TASK:
Write out every item below line for line, without changes, and omit the pictures from your output.

[Data entries]
— start —

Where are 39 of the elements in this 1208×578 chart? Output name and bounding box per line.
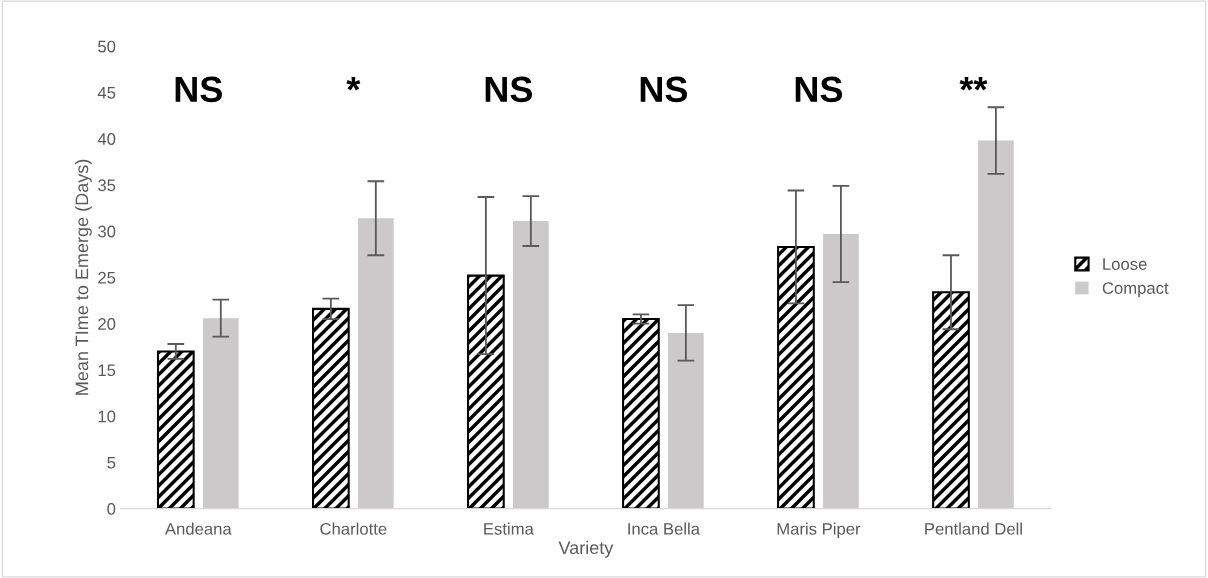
y-tick-label: 20 [98,318,116,330]
legend-label: Compact [1102,282,1169,298]
y-tick-label: 5 [107,456,116,469]
bar [622,318,660,509]
x-tick-label: Inca Bella [628,522,700,535]
annotation: ** [959,76,988,91]
x-axis-title: Variety [558,540,614,558]
y-tick-label: 40 [97,133,116,145]
y-tick-label: 10 [98,410,116,423]
y-tick-label: 35 [98,179,116,192]
bar [467,274,505,509]
annotation: * [346,76,361,91]
y-tick-label: 30 [98,225,116,238]
bar [668,332,704,509]
bar [156,350,195,509]
bar [932,291,970,509]
annotation: NS [175,76,222,103]
x-tick-label: Maris Piper [777,522,861,539]
annotation: NS [485,76,533,103]
bar [513,221,549,509]
annotation: NS [640,76,688,103]
y-tick-label: 50 [98,40,116,53]
bar [978,140,1014,509]
bar [777,245,815,509]
x-tick-label: Andeana [164,522,232,535]
annotation: NS [795,76,843,103]
bar [202,318,239,509]
legend-label: Loose [1103,258,1147,270]
x-tick-label: Estima [484,522,534,535]
x-tick-label: Pentland Dell [925,522,1022,535]
bar [823,233,859,509]
y-tick-label: 45 [97,87,116,99]
y-tick-label: 0 [107,503,116,515]
bar [357,218,394,509]
x-tick-label: Charlotte [320,522,387,535]
y-tick-label: 15 [98,364,116,377]
bar [311,307,350,509]
y-axis-title: Mean TIme to Emerge (Days) [75,159,92,395]
y-tick-label: 25 [98,271,116,284]
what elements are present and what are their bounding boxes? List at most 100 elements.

— end —

ANSWER IN FULL:
Where are 39 of the elements in this 1208×578 chart? Output name and bounding box per line.
y-tick-label: 20 [98,318,116,330]
legend-label: Compact [1102,282,1169,298]
y-tick-label: 5 [107,456,116,469]
bar [622,318,660,509]
x-tick-label: Inca Bella [628,522,700,535]
annotation: ** [959,76,988,91]
x-axis-title: Variety [558,540,614,558]
y-tick-label: 40 [97,133,116,145]
y-tick-label: 10 [98,410,116,423]
y-tick-label: 35 [98,179,116,192]
bar [467,274,505,509]
annotation: * [346,76,361,91]
y-tick-label: 30 [98,225,116,238]
bar [668,332,704,509]
bar [156,350,195,509]
bar [932,291,970,509]
annotation: NS [175,76,222,103]
x-tick-label: Maris Piper [777,522,861,539]
annotation: NS [485,76,533,103]
bar [513,221,549,509]
annotation: NS [640,76,688,103]
y-tick-label: 50 [98,40,116,53]
bar [978,140,1014,509]
bar [777,245,815,509]
x-tick-label: Andeana [164,522,232,535]
annotation: NS [795,76,843,103]
bar [202,318,239,509]
legend-label: Loose [1103,258,1147,270]
x-tick-label: Estima [484,522,534,535]
x-tick-label: Pentland Dell [925,522,1022,535]
bar [823,233,859,509]
y-tick-label: 45 [97,87,116,99]
y-tick-label: 0 [107,503,116,515]
bar [357,218,394,509]
x-tick-label: Charlotte [320,522,387,535]
y-tick-label: 15 [98,364,116,377]
bar [311,307,350,509]
y-axis-title: Mean TIme to Emerge (Days) [75,159,92,395]
y-tick-label: 25 [98,271,116,284]
what elements are present and what are their bounding boxes? List at most 100 elements.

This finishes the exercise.